### Texto apresentado
Paixões negras. É aqui que entra a sua recente paixão pela música negra. "Quando oiço uma música como o Drop Like It's Hot do Snoop Dogg fico viciado naquele beat. É isso que me atrai no hip hop, a capacidade de sedução de uma batida aparentemente simples". Por outro lado, destaca a energia positiva que este estilo lhe transmite "Há um clima muito mais festivo neste tipo de música e foi isso que quis transmitir no blackAcetate". Daí que refute por completo a ideia de se tratar de um álbum com uma mensagem pessimista. "Não, nem por sombras", diz, entre risos.
Esta preferência poderia fazer supor que John Cale estaria cansado de bandas de rock. A resposta não é definitiva, mas segura "Há bandas interessantes de guitarras, mas por agora estou mais interessado no processo de composição de pessoas como o Dr. Dre. Ele parece uma fábrica de produção musical."

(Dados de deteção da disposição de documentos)
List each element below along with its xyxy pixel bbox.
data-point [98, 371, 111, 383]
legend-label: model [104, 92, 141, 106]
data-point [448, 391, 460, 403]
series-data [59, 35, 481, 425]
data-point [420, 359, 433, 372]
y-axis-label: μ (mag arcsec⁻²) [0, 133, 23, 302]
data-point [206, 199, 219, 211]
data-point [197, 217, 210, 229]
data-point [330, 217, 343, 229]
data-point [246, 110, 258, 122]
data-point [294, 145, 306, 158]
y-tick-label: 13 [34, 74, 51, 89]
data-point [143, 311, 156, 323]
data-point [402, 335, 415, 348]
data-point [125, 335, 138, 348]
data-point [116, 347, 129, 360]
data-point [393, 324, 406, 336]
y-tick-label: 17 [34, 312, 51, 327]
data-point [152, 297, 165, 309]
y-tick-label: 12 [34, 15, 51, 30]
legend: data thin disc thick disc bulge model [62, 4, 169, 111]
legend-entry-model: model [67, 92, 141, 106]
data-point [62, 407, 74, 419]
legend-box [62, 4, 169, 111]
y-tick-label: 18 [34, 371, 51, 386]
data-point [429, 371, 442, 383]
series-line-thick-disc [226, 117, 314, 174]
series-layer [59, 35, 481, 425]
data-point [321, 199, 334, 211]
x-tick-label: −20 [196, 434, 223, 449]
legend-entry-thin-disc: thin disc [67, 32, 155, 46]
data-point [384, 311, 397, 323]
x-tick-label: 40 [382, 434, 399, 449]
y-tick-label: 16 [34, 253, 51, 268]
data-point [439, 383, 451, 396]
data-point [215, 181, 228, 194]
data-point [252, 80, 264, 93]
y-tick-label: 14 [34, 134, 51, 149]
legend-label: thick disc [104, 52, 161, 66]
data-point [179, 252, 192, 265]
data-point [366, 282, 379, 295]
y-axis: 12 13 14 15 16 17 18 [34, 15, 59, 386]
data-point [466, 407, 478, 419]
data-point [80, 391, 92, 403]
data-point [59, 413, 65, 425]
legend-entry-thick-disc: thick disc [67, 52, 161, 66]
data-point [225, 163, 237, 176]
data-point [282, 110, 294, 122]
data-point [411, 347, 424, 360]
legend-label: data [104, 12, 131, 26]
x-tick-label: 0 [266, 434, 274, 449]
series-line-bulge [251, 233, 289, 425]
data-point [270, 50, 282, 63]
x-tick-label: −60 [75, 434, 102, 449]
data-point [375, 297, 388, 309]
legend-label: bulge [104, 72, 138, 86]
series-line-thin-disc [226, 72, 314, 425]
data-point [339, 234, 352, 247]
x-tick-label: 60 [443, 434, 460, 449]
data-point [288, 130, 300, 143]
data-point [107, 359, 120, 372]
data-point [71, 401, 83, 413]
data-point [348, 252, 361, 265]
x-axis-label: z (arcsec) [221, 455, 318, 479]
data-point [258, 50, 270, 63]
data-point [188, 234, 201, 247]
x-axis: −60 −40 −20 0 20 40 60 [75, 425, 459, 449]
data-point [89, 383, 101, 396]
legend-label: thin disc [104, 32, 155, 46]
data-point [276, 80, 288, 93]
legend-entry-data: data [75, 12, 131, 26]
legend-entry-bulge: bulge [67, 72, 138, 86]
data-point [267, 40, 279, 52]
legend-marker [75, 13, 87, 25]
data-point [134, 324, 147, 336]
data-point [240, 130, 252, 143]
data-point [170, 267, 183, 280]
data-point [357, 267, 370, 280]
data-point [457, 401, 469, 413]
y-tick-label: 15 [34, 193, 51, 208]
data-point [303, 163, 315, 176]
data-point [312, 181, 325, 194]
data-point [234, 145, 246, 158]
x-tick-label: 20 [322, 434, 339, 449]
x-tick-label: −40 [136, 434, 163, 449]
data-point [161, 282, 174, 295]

### Tarefa
Extraia do texto sobre John Cale o trecho que vai de "Paixões negras. É" até "diz, entre risos.", sem qualquer alteração.

### Solução
Paixões negras. É aqui que entra a sua recente paixão pela música negra. "Quando oiço uma música como o Drop Like It's Hot do Snoop Dogg fico viciado naquele beat. É isso que me atrai no hip hop, a capacidade de sedução de uma batida aparentemente simples". Por outro lado, destaca a energia positiva que este estilo lhe transmite "Há um clima muito mais festivo neste tipo de música e foi isso que quis transmitir no blackAcetate". Daí que refute por completo a ideia de se tratar de um álbum com uma mensagem pessimista. "Não, nem por sombras", diz, entre risos.